=== Exercise ===
Without the images, output each record below as it stands.

=== Input rows ===
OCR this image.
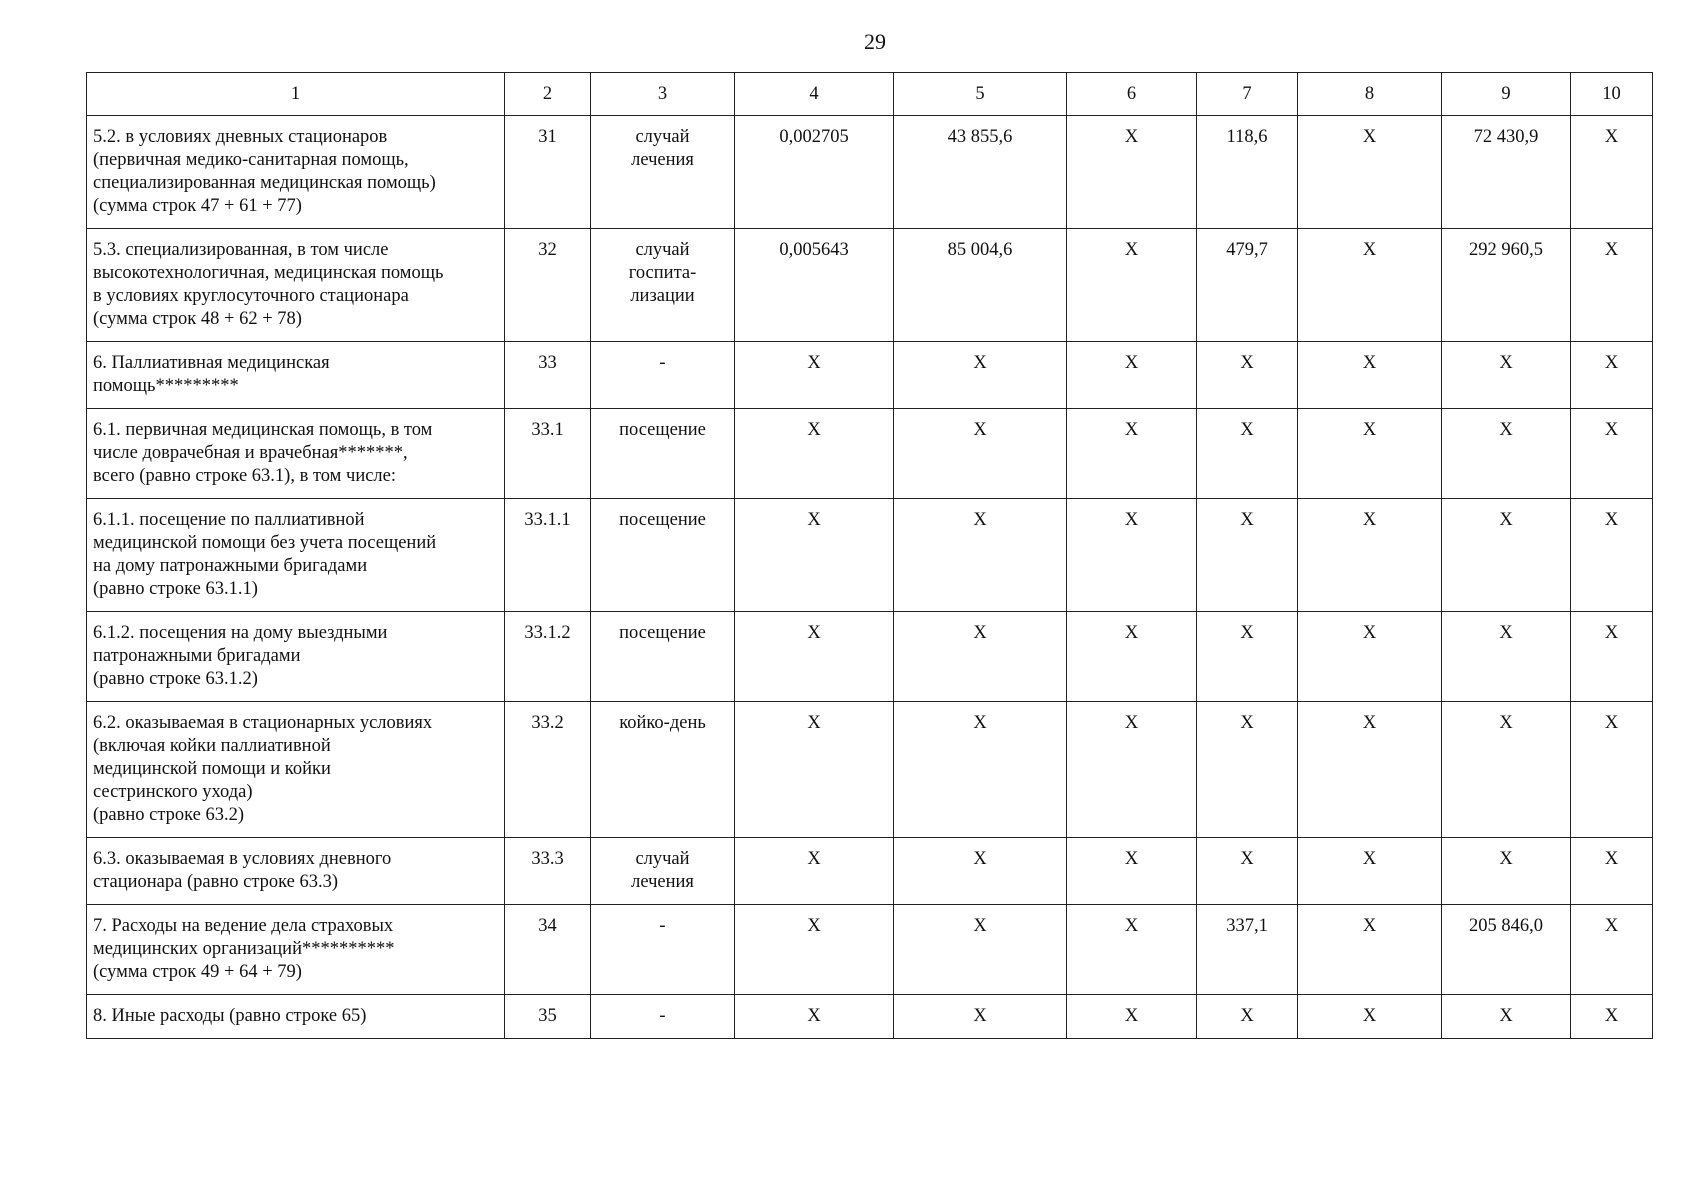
29
1	2	3	4	5	6	7	8	9	10
5.2. в условиях дневных стационаров
(первичная медико-санитарная помощь,
специализированная медицинская помощь)
(сумма строк 47 + 61 + 77)	31	случай
лечения	0,002705	43 855,6	X	118,6	X	72 430,9	X
5.3. специализированная, в том числе
высокотехнологичная, медицинская помощь
в условиях круглосуточного стационара
(сумма строк 48 + 62 + 78)	32	случай
госпита-
лизации	0,005643	85 004,6	X	479,7	X	292 960,5	X
6. Паллиативная медицинская
помощь*********	33	-	X	X	X	X	X	X	X
6.1. первичная медицинская помощь, в том
числе доврачебная и врачебная*******,
всего (равно строке 63.1), в том числе:	33.1	посещение	X	X	X	X	X	X	X
6.1.1. посещение по паллиативной
медицинской помощи без учета посещений
на дому патронажными бригадами
(равно строке 63.1.1)	33.1.1	посещение	X	X	X	X	X	X	X
6.1.2. посещения на дому выездными
патронажными бригадами
(равно строке 63.1.2)	33.1.2	посещение	X	X	X	X	X	X	X
6.2. оказываемая в стационарных условиях
(включая койки паллиативной
медицинской помощи и койки
сестринского ухода)
(равно строке 63.2)	33.2	койко-день	X	X	X	X	X	X	X
6.3. оказываемая в условиях дневного
стационара (равно строке 63.3)	33.3	случай
лечения	X	X	X	X	X	X	X
7. Расходы на ведение дела страховых
медицинских организаций**********
(сумма строк 49 + 64 + 79)	34	-	X	X	X	337,1	X	205 846,0	X
8. Иные расходы (равно строке 65)	35	-	X	X	X	X	X	X	X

=== Result ===
OCR this image.
29
1	2	3	4	5	6	7	8	9	10
5.2. в условиях дневных стационаров
(первичная медико-санитарная помощь,
специализированная медицинская помощь)
(сумма строк 47 + 61 + 77)	31	случай
лечения	0,002705	43 855,6	X	118,6	X	72 430,9	X
5.3. специализированная, в том числе
высокотехнологичная, медицинская помощь
в условиях круглосуточного стационара
(сумма строк 48 + 62 + 78)	32	случай
госпита-
лизации	0,005643	85 004,6	X	479,7	X	292 960,5	X
6. Паллиативная медицинская
помощь*********	33	-	X	X	X	X	X	X	X
6.1. первичная медицинская помощь, в том
числе доврачебная и врачебная*******,
всего (равно строке 63.1), в том числе:	33.1	посещение	X	X	X	X	X	X	X
6.1.1. посещение по паллиативной
медицинской помощи без учета посещений
на дому патронажными бригадами
(равно строке 63.1.1)	33.1.1	посещение	X	X	X	X	X	X	X
6.1.2. посещения на дому выездными
патронажными бригадами
(равно строке 63.1.2)	33.1.2	посещение	X	X	X	X	X	X	X
6.2. оказываемая в стационарных условиях
(включая койки паллиативной
медицинской помощи и койки
сестринского ухода)
(равно строке 63.2)	33.2	койко-день	X	X	X	X	X	X	X
6.3. оказываемая в условиях дневного
стационара (равно строке 63.3)	33.3	случай
лечения	X	X	X	X	X	X	X
7. Расходы на ведение дела страховых
медицинских организаций**********
(сумма строк 49 + 64 + 79)	34	-	X	X	X	337,1	X	205 846,0	X
8. Иные расходы (равно строке 65)	35	-	X	X	X	X	X	X	X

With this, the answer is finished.